Dataset records =>
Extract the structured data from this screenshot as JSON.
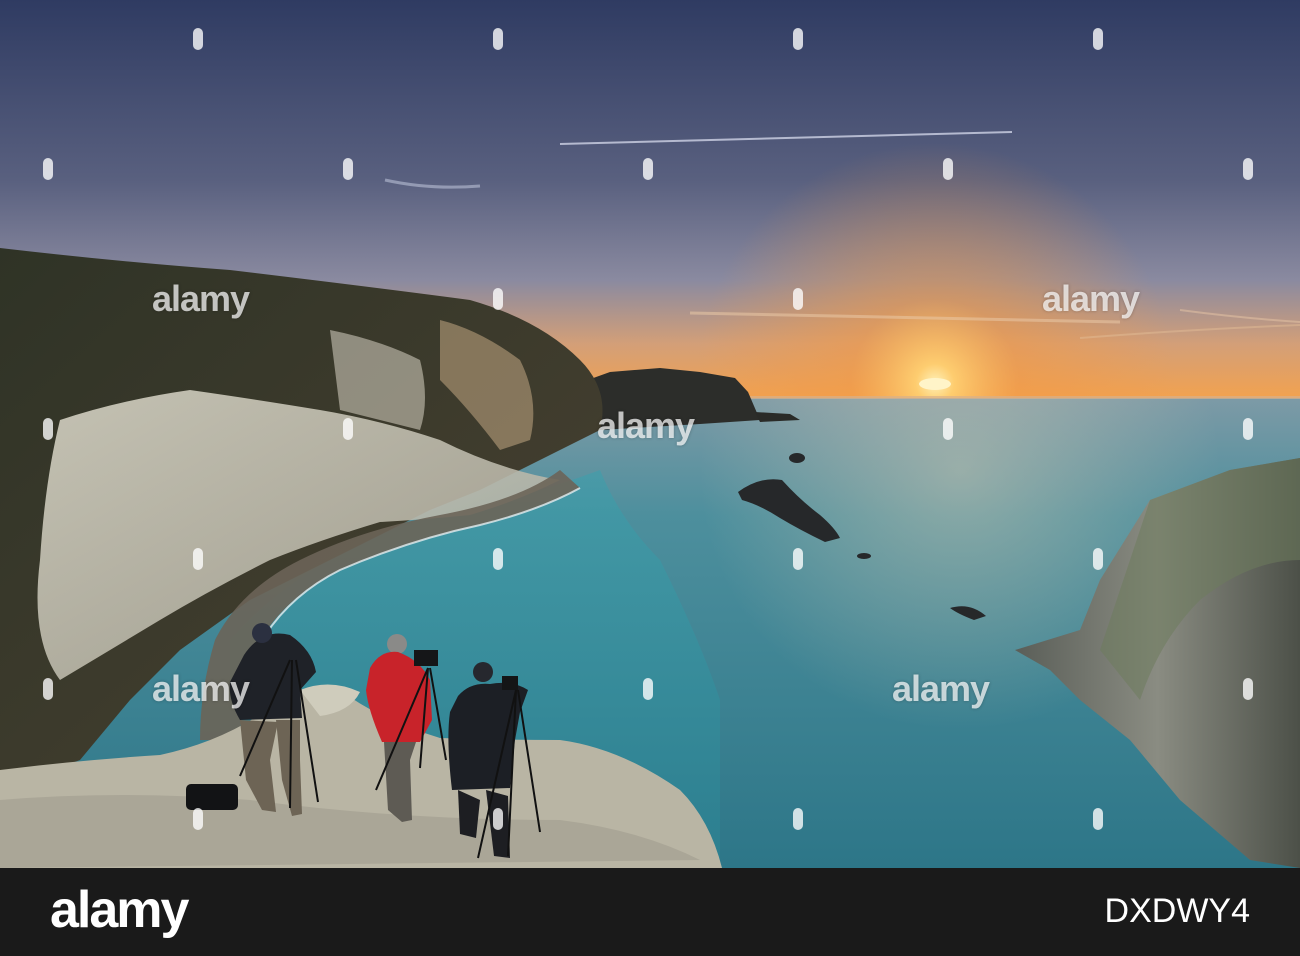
{
  "photo": {
    "subject": "photographers-on-clifftop-at-sunset",
    "colors": {
      "sky_top": "#3c4c74",
      "sky_mid": "#7a7f98",
      "horizon_glow": "#f4a04c",
      "sun": "#ffd58a",
      "sea": "#3f8f9c",
      "cliff_dark": "#3a3a2e",
      "chalk": "#c9c6b8"
    }
  },
  "watermark": {
    "text": "alamy"
  },
  "footer": {
    "logo": "alamy",
    "image_id": "DXDWY4"
  }
}
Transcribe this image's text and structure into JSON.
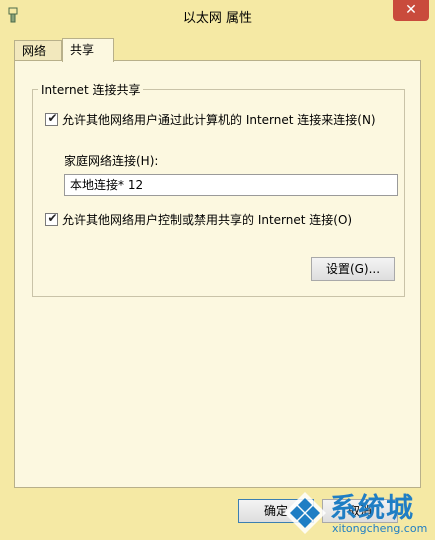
{
  "window": {
    "title": "以太网 属性",
    "close_glyph": "✕"
  },
  "tabs": [
    {
      "label": "网络",
      "active": false
    },
    {
      "label": "共享",
      "active": true
    }
  ],
  "group": {
    "legend": "Internet 连接共享",
    "allow_share": {
      "label": "允许其他网络用户通过此计算机的 Internet 连接来连接(N)",
      "checked": true
    },
    "home_network_label": "家庭网络连接(H):",
    "home_network_value": "本地连接* 12",
    "allow_control": {
      "label": "允许其他网络用户控制或禁用共享的 Internet 连接(O)",
      "checked": true
    },
    "settings_label": "设置(G)..."
  },
  "footer": {
    "ok_label": "确定",
    "cancel_label": "取消"
  },
  "watermark": {
    "text": "系统城",
    "url": "xitongcheng.com"
  },
  "icons": {
    "app": "network-adapter-icon",
    "check": "✔"
  },
  "colors": {
    "window_bg": "#f5e9a4",
    "panel_bg": "#fcf8e0",
    "close_bg": "#c94b3c",
    "accent": "#1f7ec4"
  }
}
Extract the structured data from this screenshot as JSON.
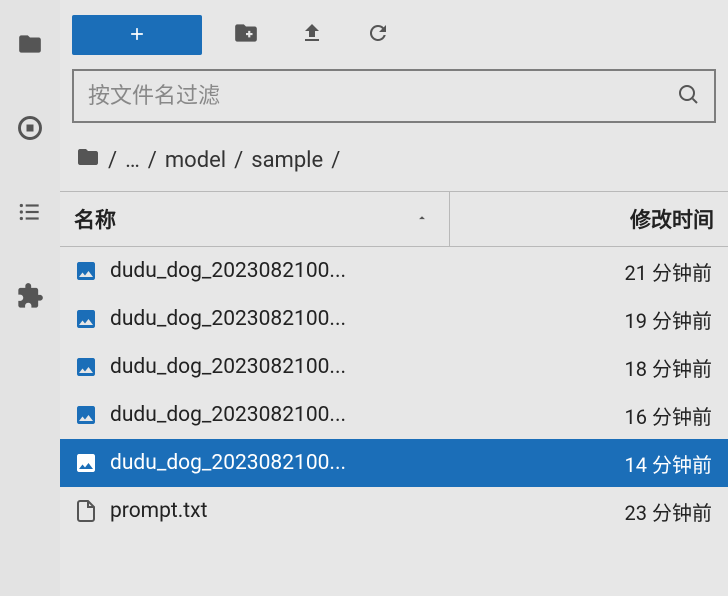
{
  "sidebar": {
    "items": [
      {
        "name": "folder"
      },
      {
        "name": "stop"
      },
      {
        "name": "list"
      },
      {
        "name": "extension"
      }
    ]
  },
  "toolbar": {
    "new_label": "+",
    "items": [
      {
        "name": "new-folder"
      },
      {
        "name": "upload"
      },
      {
        "name": "refresh"
      }
    ]
  },
  "filter": {
    "placeholder": "按文件名过滤"
  },
  "breadcrumb": {
    "ellipsis": "…",
    "segments": [
      "model",
      "sample"
    ],
    "sep": "/"
  },
  "columns": {
    "name": "名称",
    "mtime": "修改时间"
  },
  "files": [
    {
      "type": "image",
      "name": "dudu_dog_2023082100...",
      "mtime": "21 分钟前",
      "selected": false
    },
    {
      "type": "image",
      "name": "dudu_dog_2023082100...",
      "mtime": "19 分钟前",
      "selected": false
    },
    {
      "type": "image",
      "name": "dudu_dog_2023082100...",
      "mtime": "18 分钟前",
      "selected": false
    },
    {
      "type": "image",
      "name": "dudu_dog_2023082100...",
      "mtime": "16 分钟前",
      "selected": false
    },
    {
      "type": "image",
      "name": "dudu_dog_2023082100...",
      "mtime": "14 分钟前",
      "selected": true
    },
    {
      "type": "text",
      "name": "prompt.txt",
      "mtime": "23 分钟前",
      "selected": false
    }
  ]
}
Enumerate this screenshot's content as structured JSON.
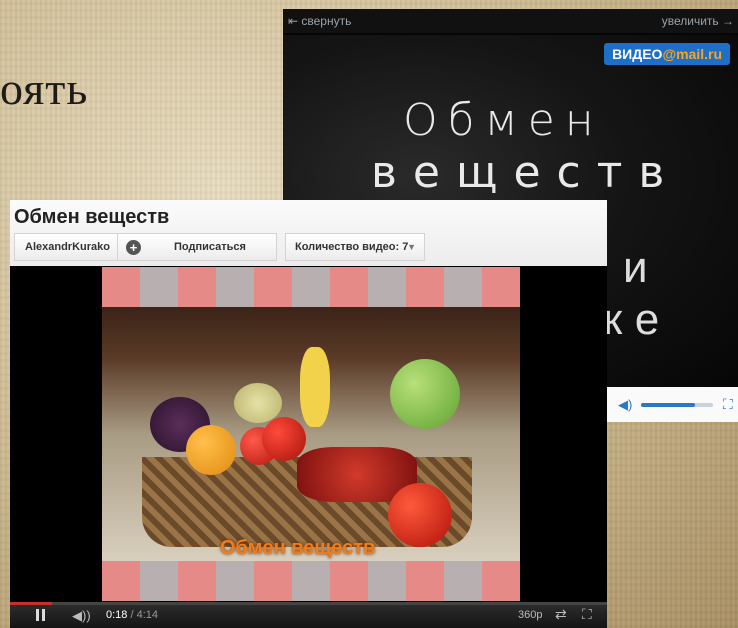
{
  "slide": {
    "title_fragment": "оять"
  },
  "mail_player": {
    "collapse_label": "⇤ свернуть",
    "expand_label": "увеличить →",
    "logo_prefix": "ВИДЕО",
    "logo_at": "@mail.ru",
    "screen_text": [
      "Обмен",
      "веществ",
      "и",
      "ке"
    ],
    "volume_level": 0.75
  },
  "youtube": {
    "title": "Обмен веществ",
    "channel": "AlexandrKurako",
    "subscribe_label": "Подписаться",
    "video_count_label": "Количество видео: 7",
    "caption": "Обмен веществ",
    "time_current": "0:18",
    "time_total": "/ 4:14",
    "progress": 0.07,
    "quality": "360p"
  },
  "colors": {
    "accent_red": "#c4302b",
    "mail_blue": "#1e6fc7",
    "caption_orange": "#f07c1c"
  }
}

Set task => Print every entry above again without changing a word, and omit the pictures.

The response =>
Extract the structured data from this screenshot as JSON.
{
  "photo": {
    "subject": "photographers-on-clifftop-at-sunset",
    "colors": {
      "sky_top": "#3c4c74",
      "sky_mid": "#7a7f98",
      "horizon_glow": "#f4a04c",
      "sun": "#ffd58a",
      "sea": "#3f8f9c",
      "cliff_dark": "#3a3a2e",
      "chalk": "#c9c6b8"
    }
  },
  "watermark": {
    "text": "alamy"
  },
  "footer": {
    "logo": "alamy",
    "image_id": "DXDWY4"
  }
}
Transcribe this image's text and structure into JSON.
{
  "window": {
    "title": "以太网 属性",
    "close_glyph": "✕"
  },
  "tabs": [
    {
      "label": "网络",
      "active": false
    },
    {
      "label": "共享",
      "active": true
    }
  ],
  "group": {
    "legend": "Internet 连接共享",
    "allow_share": {
      "label": "允许其他网络用户通过此计算机的 Internet 连接来连接(N)",
      "checked": true
    },
    "home_network_label": "家庭网络连接(H):",
    "home_network_value": "本地连接* 12",
    "allow_control": {
      "label": "允许其他网络用户控制或禁用共享的 Internet 连接(O)",
      "checked": true
    },
    "settings_label": "设置(G)..."
  },
  "footer": {
    "ok_label": "确定",
    "cancel_label": "取消"
  },
  "watermark": {
    "text": "系统城",
    "url": "xitongcheng.com"
  },
  "icons": {
    "app": "network-adapter-icon",
    "check": "✔"
  },
  "colors": {
    "window_bg": "#f5e9a4",
    "panel_bg": "#fcf8e0",
    "close_bg": "#c94b3c",
    "accent": "#1f7ec4"
  }
}
Extract the structured data from this screenshot as JSON.
{
  "sidebar": {
    "items": [
      {
        "name": "folder"
      },
      {
        "name": "stop"
      },
      {
        "name": "list"
      },
      {
        "name": "extension"
      }
    ]
  },
  "toolbar": {
    "new_label": "+",
    "items": [
      {
        "name": "new-folder"
      },
      {
        "name": "upload"
      },
      {
        "name": "refresh"
      }
    ]
  },
  "filter": {
    "placeholder": "按文件名过滤"
  },
  "breadcrumb": {
    "ellipsis": "…",
    "segments": [
      "model",
      "sample"
    ],
    "sep": "/"
  },
  "columns": {
    "name": "名称",
    "mtime": "修改时间"
  },
  "files": [
    {
      "type": "image",
      "name": "dudu_dog_2023082100...",
      "mtime": "21 分钟前",
      "selected": false
    },
    {
      "type": "image",
      "name": "dudu_dog_2023082100...",
      "mtime": "19 分钟前",
      "selected": false
    },
    {
      "type": "image",
      "name": "dudu_dog_2023082100...",
      "mtime": "18 分钟前",
      "selected": false
    },
    {
      "type": "image",
      "name": "dudu_dog_2023082100...",
      "mtime": "16 分钟前",
      "selected": false
    },
    {
      "type": "image",
      "name": "dudu_dog_2023082100...",
      "mtime": "14 分钟前",
      "selected": true
    },
    {
      "type": "text",
      "name": "prompt.txt",
      "mtime": "23 分钟前",
      "selected": false
    }
  ]
}
Enumerate this screenshot's content as structured JSON.
{
  "slide": {
    "title_fragment": "оять"
  },
  "mail_player": {
    "collapse_label": "⇤ свернуть",
    "expand_label": "увеличить →",
    "logo_prefix": "ВИДЕО",
    "logo_at": "@mail.ru",
    "screen_text": [
      "Обмен",
      "веществ",
      "и",
      "ке"
    ],
    "volume_level": 0.75
  },
  "youtube": {
    "title": "Обмен веществ",
    "channel": "AlexandrKurako",
    "subscribe_label": "Подписаться",
    "video_count_label": "Количество видео: 7",
    "caption": "Обмен веществ",
    "time_current": "0:18",
    "time_total": "/ 4:14",
    "progress": 0.07,
    "quality": "360p"
  },
  "colors": {
    "accent_red": "#c4302b",
    "mail_blue": "#1e6fc7",
    "caption_orange": "#f07c1c"
  }
}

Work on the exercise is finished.